■ Objective: Scan the records and identify every line in which the string "chevron" occurs, then return those lines.

◇ ◇ ◇ ◇

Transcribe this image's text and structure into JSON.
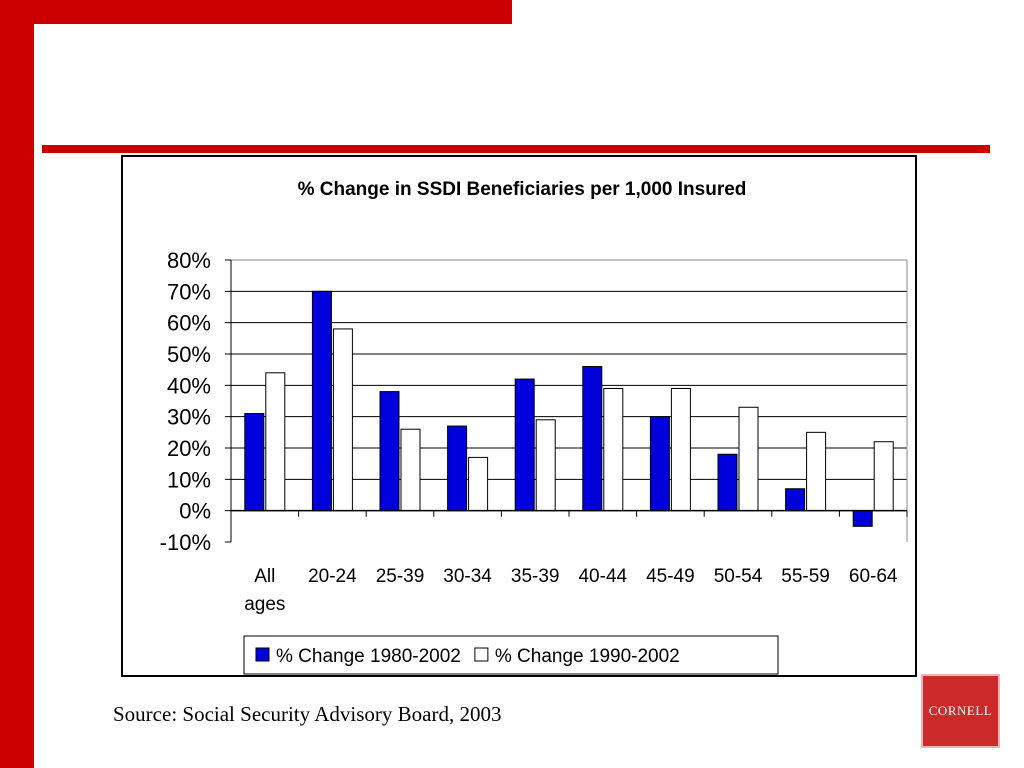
{
  "chart_data": {
    "type": "bar",
    "title": "% Change in SSDI Beneficiaries per 1,000 Insured",
    "categories": [
      "All ages",
      "20-24",
      "25-39",
      "30-34",
      "35-39",
      "40-44",
      "45-49",
      "50-54",
      "55-59",
      "60-64"
    ],
    "series": [
      {
        "name": "% Change 1980-2002",
        "color": "#0000dd",
        "values": [
          31,
          70,
          38,
          27,
          42,
          46,
          30,
          18,
          7,
          -5
        ]
      },
      {
        "name": "% Change 1990-2002",
        "color": "#ffffff",
        "values": [
          44,
          58,
          26,
          17,
          29,
          39,
          39,
          33,
          25,
          22
        ]
      }
    ],
    "yticks": [
      "80%",
      "70%",
      "60%",
      "50%",
      "40%",
      "30%",
      "20%",
      "10%",
      "0%",
      "-10%"
    ],
    "ylim": [
      -10,
      80
    ],
    "grid": true,
    "legend": "bottom"
  },
  "source": "Source: Social Security Advisory Board, 2003",
  "logo": "CORNELL"
}
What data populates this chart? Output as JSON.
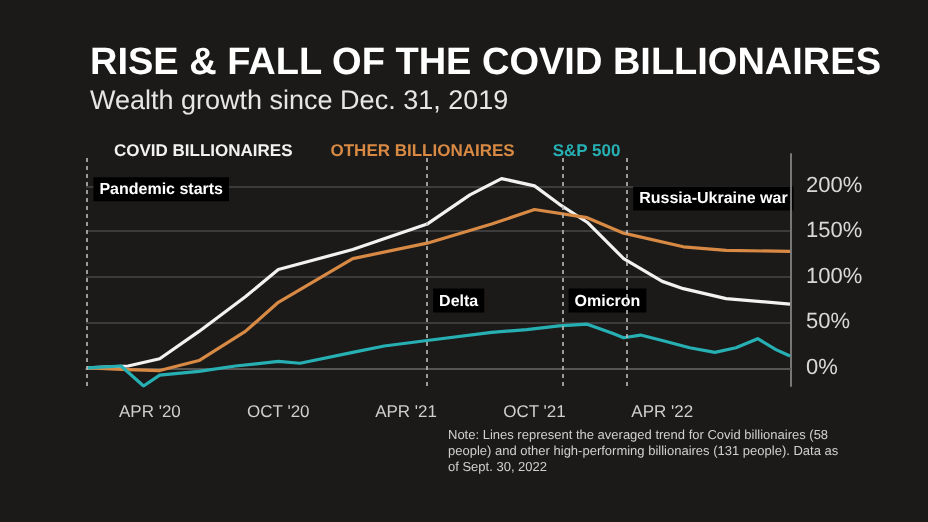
{
  "chart_data": {
    "type": "line",
    "title": "RISE & FALL OF THE COVID BILLIONAIRES",
    "subtitle": "Wealth growth since Dec. 31, 2019",
    "xlim": [
      "2020-01-01",
      "2022-09-30"
    ],
    "xticks": [
      {
        "value": "2020-04-01",
        "label": "APR '20"
      },
      {
        "value": "2020-10-01",
        "label": "OCT '20"
      },
      {
        "value": "2021-04-01",
        "label": "APR '21"
      },
      {
        "value": "2021-10-01",
        "label": "OCT '21"
      },
      {
        "value": "2022-04-01",
        "label": "APR '22"
      }
    ],
    "ylim": [
      -20,
      235
    ],
    "yticks": [
      {
        "value": 0,
        "label": "0%"
      },
      {
        "value": 50,
        "label": "50%"
      },
      {
        "value": 100,
        "label": "100%"
      },
      {
        "value": 150,
        "label": "150%"
      },
      {
        "value": 200,
        "label": "200%"
      }
    ],
    "grid": "y",
    "legend": "top left",
    "marker": "none",
    "line_style": "solid",
    "series": [
      {
        "name": "COVID BILLIONAIRES",
        "color": "#f2f2f2",
        "x": [
          "2020-01-03",
          "2020-03-01",
          "2020-04-15",
          "2020-06-10",
          "2020-08-15",
          "2020-10-01",
          "2021-01-15",
          "2021-05-01",
          "2021-07-01",
          "2021-08-15",
          "2021-10-01",
          "2021-11-05",
          "2021-12-15",
          "2022-02-05",
          "2022-04-01",
          "2022-05-01",
          "2022-07-01",
          "2022-09-30"
        ],
        "values": [
          0,
          2,
          10,
          40,
          78,
          108,
          130,
          158,
          190,
          208,
          200,
          180,
          160,
          120,
          95,
          87,
          76,
          70
        ]
      },
      {
        "name": "OTHER BILLIONAIRES",
        "color": "#d88a45",
        "x": [
          "2020-01-03",
          "2020-03-01",
          "2020-04-15",
          "2020-06-10",
          "2020-08-15",
          "2020-10-01",
          "2021-01-15",
          "2021-05-01",
          "2021-08-01",
          "2021-10-01",
          "2021-12-15",
          "2022-02-05",
          "2022-05-01",
          "2022-07-01",
          "2022-09-30"
        ],
        "values": [
          0,
          -2,
          -3,
          8,
          40,
          72,
          120,
          137,
          158,
          174,
          165,
          148,
          133,
          129,
          128
        ]
      },
      {
        "name": "S&P 500",
        "color": "#27b0b4",
        "x": [
          "2020-01-03",
          "2020-02-20",
          "2020-03-23",
          "2020-04-15",
          "2020-06-10",
          "2020-08-01",
          "2020-10-01",
          "2020-11-01",
          "2021-01-15",
          "2021-03-01",
          "2021-05-01",
          "2021-08-01",
          "2021-09-20",
          "2021-11-05",
          "2021-12-15",
          "2022-01-20",
          "2022-02-05",
          "2022-03-01",
          "2022-04-01",
          "2022-05-10",
          "2022-06-15",
          "2022-07-15",
          "2022-08-15",
          "2022-09-10",
          "2022-09-30"
        ],
        "values": [
          0,
          2,
          -20,
          -8,
          -4,
          2,
          7,
          5,
          17,
          24,
          30,
          39,
          42,
          46,
          48,
          38,
          33,
          36,
          30,
          22,
          17,
          22,
          32,
          20,
          13
        ]
      }
    ],
    "ref_lines": [
      {
        "axis": "x",
        "value": "2020-01-03",
        "label": "Pandemic starts"
      },
      {
        "axis": "x",
        "value": "2021-05-01",
        "label": "Delta"
      },
      {
        "axis": "x",
        "value": "2021-11-10",
        "label": "Omicron"
      },
      {
        "axis": "x",
        "value": "2022-02-10",
        "label": "Russia-Ukraine war"
      }
    ],
    "annotations": [
      "Note: Lines represent the averaged trend for Covid billionaires (58 people) and other high-performing billionaires (131 people). Data as of Sept. 30, 2022"
    ]
  }
}
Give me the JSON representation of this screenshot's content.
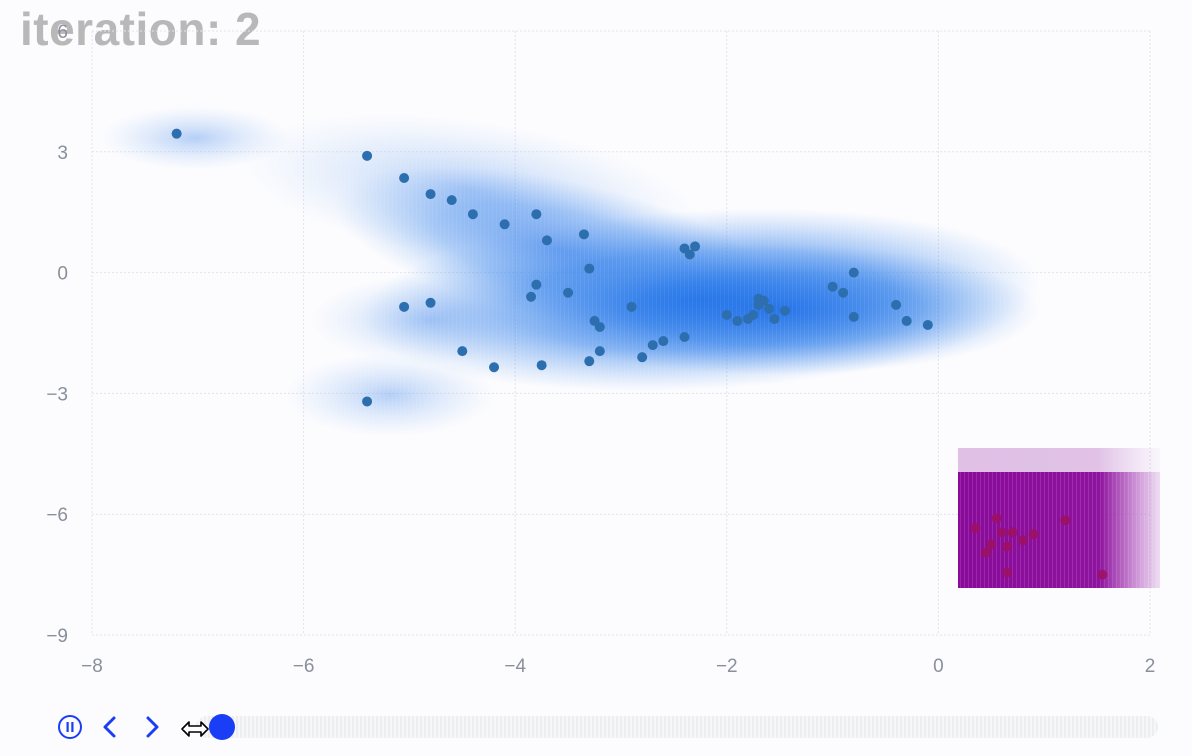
{
  "title": "iteration: 2",
  "controls": {
    "pause_icon": "pause-circle-icon",
    "prev_icon": "chevron-left-icon",
    "next_icon": "chevron-right-icon",
    "progress": 0.02,
    "accent": "#1a3ef5"
  },
  "chart_data": {
    "type": "scatter",
    "xlim": [
      -8,
      2
    ],
    "ylim": [
      -9,
      6
    ],
    "xticks": [
      -8,
      -6,
      -4,
      -2,
      0,
      2
    ],
    "yticks": [
      -9,
      -6,
      -3,
      0,
      3,
      6
    ],
    "grid": true,
    "colors": {
      "blue_density": "#1f6fe8",
      "purple_density": "#8a0a9a",
      "blue_points": "#2d6fae",
      "purple_points": "#9c1060"
    },
    "series": [
      {
        "color": "#2d6fae",
        "points": [
          [
            -7.2,
            3.45
          ],
          [
            -5.4,
            2.9
          ],
          [
            -5.05,
            2.35
          ],
          [
            -4.8,
            1.95
          ],
          [
            -4.6,
            1.8
          ],
          [
            -4.4,
            1.45
          ],
          [
            -4.1,
            1.2
          ],
          [
            -3.8,
            1.45
          ],
          [
            -3.7,
            0.8
          ],
          [
            -3.35,
            0.95
          ],
          [
            -2.4,
            0.6
          ],
          [
            -2.35,
            0.45
          ],
          [
            -2.3,
            0.65
          ],
          [
            -3.3,
            0.1
          ],
          [
            -3.8,
            -0.3
          ],
          [
            -3.85,
            -0.6
          ],
          [
            -3.5,
            -0.5
          ],
          [
            -5.05,
            -0.85
          ],
          [
            -4.8,
            -0.75
          ],
          [
            -2.9,
            -0.85
          ],
          [
            -3.25,
            -1.2
          ],
          [
            -3.2,
            -1.35
          ],
          [
            -2.4,
            -1.6
          ],
          [
            -2.6,
            -1.7
          ],
          [
            -2.7,
            -1.8
          ],
          [
            -3.2,
            -1.95
          ],
          [
            -3.3,
            -2.2
          ],
          [
            -2.8,
            -2.1
          ],
          [
            -4.5,
            -1.95
          ],
          [
            -4.2,
            -2.35
          ],
          [
            -3.75,
            -2.3
          ],
          [
            -5.4,
            -3.2
          ],
          [
            -2.0,
            -1.05
          ],
          [
            -1.9,
            -1.2
          ],
          [
            -1.8,
            -1.15
          ],
          [
            -1.75,
            -1.05
          ],
          [
            -1.7,
            -0.65
          ],
          [
            -1.65,
            -0.7
          ],
          [
            -1.6,
            -0.9
          ],
          [
            -1.55,
            -1.15
          ],
          [
            -1.45,
            -0.95
          ],
          [
            -1.7,
            -0.8
          ],
          [
            -1.0,
            -0.35
          ],
          [
            -0.9,
            -0.5
          ],
          [
            -0.8,
            0.0
          ],
          [
            -0.8,
            -1.1
          ],
          [
            -0.4,
            -0.8
          ],
          [
            -0.3,
            -1.2
          ],
          [
            -0.1,
            -1.3
          ]
        ]
      },
      {
        "color": "#9c1060",
        "points": [
          [
            0.35,
            -6.35
          ],
          [
            0.55,
            -6.1
          ],
          [
            0.5,
            -6.75
          ],
          [
            0.45,
            -6.95
          ],
          [
            0.6,
            -6.45
          ],
          [
            0.7,
            -6.45
          ],
          [
            0.65,
            -6.8
          ],
          [
            0.8,
            -6.65
          ],
          [
            0.9,
            -6.5
          ],
          [
            0.65,
            -7.45
          ],
          [
            1.2,
            -6.15
          ],
          [
            1.55,
            -7.5
          ]
        ]
      }
    ]
  }
}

◇ ◇ ◇ ◇

■ Output of the exercise:
    "prev_icon": "chevron-left-icon",
    "next_icon": "chevron-right-icon",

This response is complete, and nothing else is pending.